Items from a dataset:
____________________

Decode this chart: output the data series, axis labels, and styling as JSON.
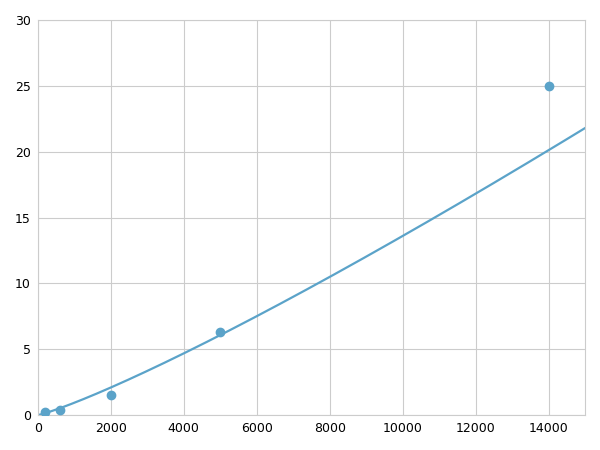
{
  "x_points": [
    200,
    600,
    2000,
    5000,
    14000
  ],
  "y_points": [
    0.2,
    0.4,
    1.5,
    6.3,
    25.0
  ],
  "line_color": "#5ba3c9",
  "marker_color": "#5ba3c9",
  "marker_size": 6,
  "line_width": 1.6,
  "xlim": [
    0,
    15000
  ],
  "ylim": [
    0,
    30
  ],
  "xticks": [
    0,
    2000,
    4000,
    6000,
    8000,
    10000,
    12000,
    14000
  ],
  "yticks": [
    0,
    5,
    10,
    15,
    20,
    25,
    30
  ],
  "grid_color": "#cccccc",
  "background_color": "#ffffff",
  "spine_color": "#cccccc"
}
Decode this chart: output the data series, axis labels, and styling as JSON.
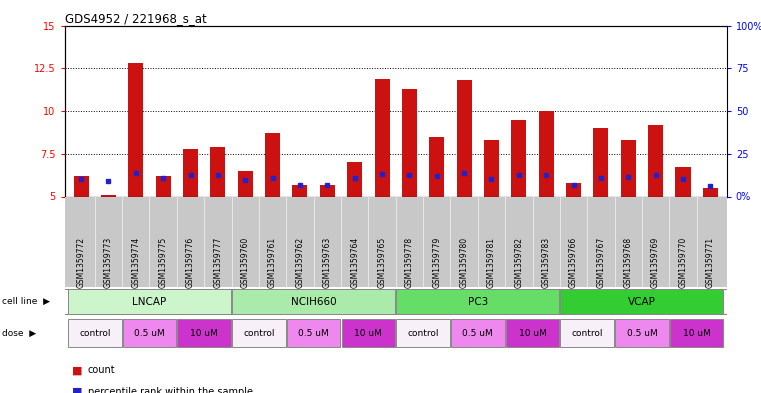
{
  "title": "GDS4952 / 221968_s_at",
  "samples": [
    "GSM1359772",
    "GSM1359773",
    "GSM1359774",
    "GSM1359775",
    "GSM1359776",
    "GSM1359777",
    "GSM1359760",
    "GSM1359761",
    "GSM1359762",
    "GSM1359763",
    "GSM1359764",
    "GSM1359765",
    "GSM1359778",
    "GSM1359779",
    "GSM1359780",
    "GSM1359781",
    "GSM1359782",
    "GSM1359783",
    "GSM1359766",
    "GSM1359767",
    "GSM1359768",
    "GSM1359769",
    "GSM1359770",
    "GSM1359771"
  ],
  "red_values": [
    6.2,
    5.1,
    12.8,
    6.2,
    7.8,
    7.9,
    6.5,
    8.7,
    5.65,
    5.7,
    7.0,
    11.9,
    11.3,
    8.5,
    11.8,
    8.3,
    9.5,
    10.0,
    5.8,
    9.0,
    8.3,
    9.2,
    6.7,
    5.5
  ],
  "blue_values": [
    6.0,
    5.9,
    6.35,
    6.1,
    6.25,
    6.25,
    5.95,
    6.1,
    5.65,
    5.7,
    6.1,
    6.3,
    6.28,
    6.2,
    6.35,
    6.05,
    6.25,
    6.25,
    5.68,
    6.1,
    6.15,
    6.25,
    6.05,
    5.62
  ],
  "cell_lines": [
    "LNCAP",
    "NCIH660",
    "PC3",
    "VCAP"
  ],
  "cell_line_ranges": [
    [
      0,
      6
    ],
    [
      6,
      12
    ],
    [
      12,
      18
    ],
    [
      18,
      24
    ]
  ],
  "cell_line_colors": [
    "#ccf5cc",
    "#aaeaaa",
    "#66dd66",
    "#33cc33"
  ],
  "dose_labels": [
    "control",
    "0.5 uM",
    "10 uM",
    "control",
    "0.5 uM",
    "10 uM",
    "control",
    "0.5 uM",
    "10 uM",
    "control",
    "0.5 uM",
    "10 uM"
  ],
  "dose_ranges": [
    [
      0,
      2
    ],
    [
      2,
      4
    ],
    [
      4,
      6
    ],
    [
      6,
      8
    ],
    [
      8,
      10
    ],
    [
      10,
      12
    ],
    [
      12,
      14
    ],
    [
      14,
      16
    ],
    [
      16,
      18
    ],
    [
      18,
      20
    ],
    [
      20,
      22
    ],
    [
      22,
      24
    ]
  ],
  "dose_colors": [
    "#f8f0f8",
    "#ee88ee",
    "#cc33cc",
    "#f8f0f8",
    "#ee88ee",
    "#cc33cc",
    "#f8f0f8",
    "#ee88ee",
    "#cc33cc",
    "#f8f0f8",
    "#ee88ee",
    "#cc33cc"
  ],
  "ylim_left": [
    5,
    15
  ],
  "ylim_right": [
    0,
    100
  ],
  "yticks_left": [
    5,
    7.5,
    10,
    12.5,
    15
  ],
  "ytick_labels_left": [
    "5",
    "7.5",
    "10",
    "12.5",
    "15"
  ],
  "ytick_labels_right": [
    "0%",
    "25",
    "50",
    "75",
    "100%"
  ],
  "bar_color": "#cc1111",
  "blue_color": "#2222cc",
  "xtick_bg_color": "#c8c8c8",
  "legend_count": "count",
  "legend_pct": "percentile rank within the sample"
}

____________________

Do this:
Reproduce the records above exactly, leaving out every picture they contain.

Result of the exercise:
Decode this chart: output the data series, axis labels, and styling as JSON.
{
  "x_points": [
    200,
    600,
    2000,
    5000,
    14000
  ],
  "y_points": [
    0.2,
    0.4,
    1.5,
    6.3,
    25.0
  ],
  "line_color": "#5ba3c9",
  "marker_color": "#5ba3c9",
  "marker_size": 6,
  "line_width": 1.6,
  "xlim": [
    0,
    15000
  ],
  "ylim": [
    0,
    30
  ],
  "xticks": [
    0,
    2000,
    4000,
    6000,
    8000,
    10000,
    12000,
    14000
  ],
  "yticks": [
    0,
    5,
    10,
    15,
    20,
    25,
    30
  ],
  "grid_color": "#cccccc",
  "background_color": "#ffffff",
  "spine_color": "#cccccc"
}
Decode this chart: output the data series, axis labels, and styling as JSON.
{
  "title": "GDS4952 / 221968_s_at",
  "samples": [
    "GSM1359772",
    "GSM1359773",
    "GSM1359774",
    "GSM1359775",
    "GSM1359776",
    "GSM1359777",
    "GSM1359760",
    "GSM1359761",
    "GSM1359762",
    "GSM1359763",
    "GSM1359764",
    "GSM1359765",
    "GSM1359778",
    "GSM1359779",
    "GSM1359780",
    "GSM1359781",
    "GSM1359782",
    "GSM1359783",
    "GSM1359766",
    "GSM1359767",
    "GSM1359768",
    "GSM1359769",
    "GSM1359770",
    "GSM1359771"
  ],
  "red_values": [
    6.2,
    5.1,
    12.8,
    6.2,
    7.8,
    7.9,
    6.5,
    8.7,
    5.65,
    5.7,
    7.0,
    11.9,
    11.3,
    8.5,
    11.8,
    8.3,
    9.5,
    10.0,
    5.8,
    9.0,
    8.3,
    9.2,
    6.7,
    5.5
  ],
  "blue_values": [
    6.0,
    5.9,
    6.35,
    6.1,
    6.25,
    6.25,
    5.95,
    6.1,
    5.65,
    5.7,
    6.1,
    6.3,
    6.28,
    6.2,
    6.35,
    6.05,
    6.25,
    6.25,
    5.68,
    6.1,
    6.15,
    6.25,
    6.05,
    5.62
  ],
  "cell_lines": [
    "LNCAP",
    "NCIH660",
    "PC3",
    "VCAP"
  ],
  "cell_line_ranges": [
    [
      0,
      6
    ],
    [
      6,
      12
    ],
    [
      12,
      18
    ],
    [
      18,
      24
    ]
  ],
  "cell_line_colors": [
    "#ccf5cc",
    "#aaeaaa",
    "#66dd66",
    "#33cc33"
  ],
  "dose_labels": [
    "control",
    "0.5 uM",
    "10 uM",
    "control",
    "0.5 uM",
    "10 uM",
    "control",
    "0.5 uM",
    "10 uM",
    "control",
    "0.5 uM",
    "10 uM"
  ],
  "dose_ranges": [
    [
      0,
      2
    ],
    [
      2,
      4
    ],
    [
      4,
      6
    ],
    [
      6,
      8
    ],
    [
      8,
      10
    ],
    [
      10,
      12
    ],
    [
      12,
      14
    ],
    [
      14,
      16
    ],
    [
      16,
      18
    ],
    [
      18,
      20
    ],
    [
      20,
      22
    ],
    [
      22,
      24
    ]
  ],
  "dose_colors": [
    "#f8f0f8",
    "#ee88ee",
    "#cc33cc",
    "#f8f0f8",
    "#ee88ee",
    "#cc33cc",
    "#f8f0f8",
    "#ee88ee",
    "#cc33cc",
    "#f8f0f8",
    "#ee88ee",
    "#cc33cc"
  ],
  "ylim_left": [
    5,
    15
  ],
  "ylim_right": [
    0,
    100
  ],
  "yticks_left": [
    5,
    7.5,
    10,
    12.5,
    15
  ],
  "ytick_labels_left": [
    "5",
    "7.5",
    "10",
    "12.5",
    "15"
  ],
  "ytick_labels_right": [
    "0%",
    "25",
    "50",
    "75",
    "100%"
  ],
  "bar_color": "#cc1111",
  "blue_color": "#2222cc",
  "xtick_bg_color": "#c8c8c8",
  "legend_count": "count",
  "legend_pct": "percentile rank within the sample"
}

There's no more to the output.